• _WHAT THE TASK REQUIRES_:
Examine the material below. Gather every line in which the string "хивинскій" appears.
--- Start GIVEN RECORDS ---
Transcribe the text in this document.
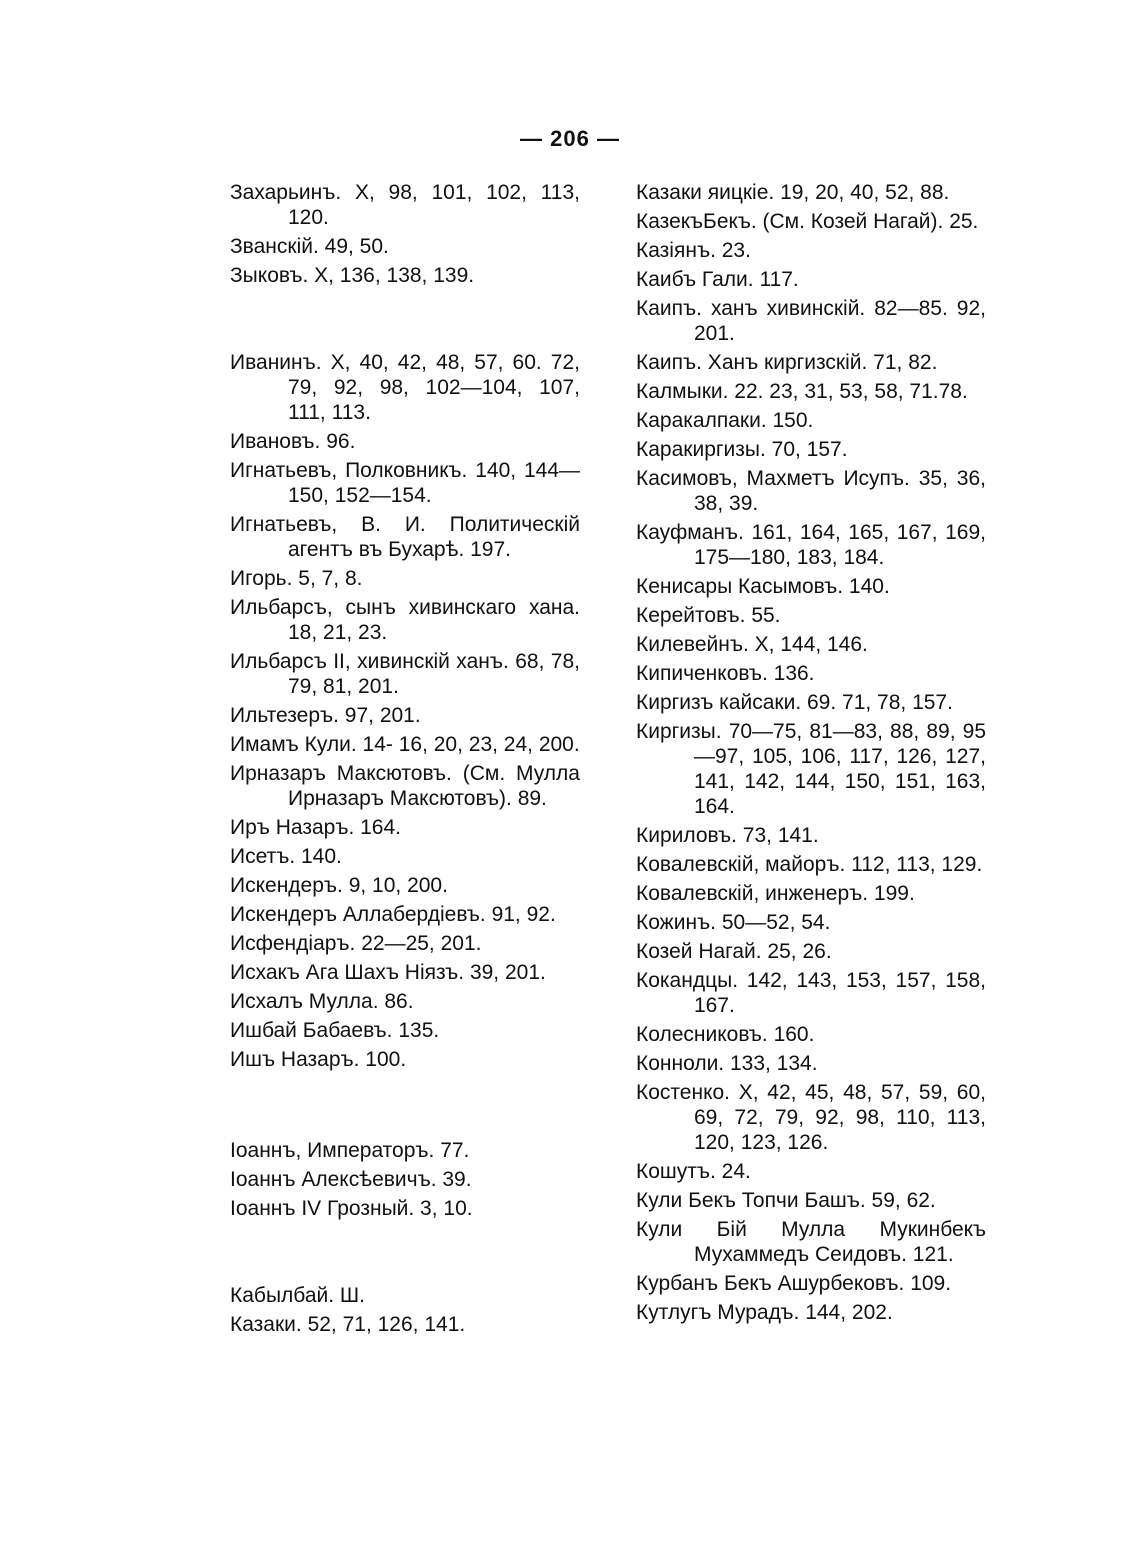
— 206 —
Захарьинъ. X, 98, 101, 102, 113, 120.
Званскій. 49, 50.
Зыковъ. X, 136, 138, 139.
Иванинъ. X, 40, 42, 48, 57, 60. 72, 79, 92, 98, 102—104, 107, 111, 113.
Ивановъ. 96.
Игнатьевъ, Полковникъ. 140, 144—150, 152—154.
Игнатьевъ, В. И. Политическій агентъ въ Бухарѣ. 197.
Игорь. 5, 7, 8.
Ильбарсъ, сынъ хивинскаго хана. 18, 21, 23.
Ильбарсъ II, хивинскій ханъ. 68, 78, 79, 81, 201.
Ильтезеръ. 97, 201.
Имамъ Кули. 14- 16, 20, 23, 24, 200.
Ирназаръ Максютовъ. (См. Мулла Ирназаръ Максютовъ). 89.
Иръ Назаръ. 164.
Исетъ. 140.
Искендеръ. 9, 10, 200.
Искендеръ Аллабердіевъ. 91, 92.
Исфендіаръ. 22—25, 201.
Исхакъ Ага Шахъ Ніязъ. 39, 201.
Исхалъ Мулла. 86.
Ишбай Бабаевъ. 135.
Ишъ Назаръ. 100.
Іоаннъ, Императоръ. 77.
Іоаннъ Алексѣевичъ. 39.
Іоаннъ IV Грозный. 3, 10.
Кабылбай. Ш.
Казаки. 52, 71, 126, 141.
Казаки яицкіе. 19, 20, 40, 52, 88.
КазекъБекъ. (См. Козей Нагай). 25.
Казіянъ. 23.
Каибъ Гали. 117.
Каипъ. ханъ хивинскій. 82—85. 92, 201.
Каипъ. Ханъ киргизскій. 71, 82.
Калмыки. 22. 23, 31, 53, 58, 71.78.
Каракалпаки. 150.
Каракиргизы. 70, 157.
Касимовъ, Махметъ Исупъ. 35, 36, 38, 39.
Кауфманъ. 161, 164, 165, 167, 169, 175—180, 183, 184.
Кенисары Касымовъ. 140.
Керейтовъ. 55.
Килевейнъ. X, 144, 146.
Кипиченковъ. 136.
Киргизъ кайсаки. 69. 71, 78, 157.
Киргизы. 70—75, 81—83, 88, 89, 95—97, 105, 106, 117, 126, 127, 141, 142, 144, 150, 151, 163, 164.
Кириловъ. 73, 141.
Ковалевскій, майоръ. 112, 113, 129.
Ковалевскій, инженеръ. 199.
Кожинъ. 50—52, 54.
Козей Нагай. 25, 26.
Кокандцы. 142, 143, 153, 157, 158, 167.
Колесниковъ. 160.
Конноли. 133, 134.
Костенко. X, 42, 45, 48, 57, 59, 60, 69, 72, 79, 92, 98, 110, 113, 120, 123, 126.
Кошутъ. 24.
Кули Бекъ Топчи Башъ. 59, 62.
Кули Бій Мулла Мукинбекъ Мухаммедъ Сеидовъ. 121.
Курбанъ Бекъ Ашурбековъ. 109.
Кутлугъ Мурадъ. 144, 202.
--- End GIVEN RECORDS ---
• _OUTPUT OF THE EXERCISE_:
Ильбарсъ II, хивинскій ханъ. 68, 78, 79, 81, 201.
Каипъ. ханъ хивинскій. 82—85. 92, 201.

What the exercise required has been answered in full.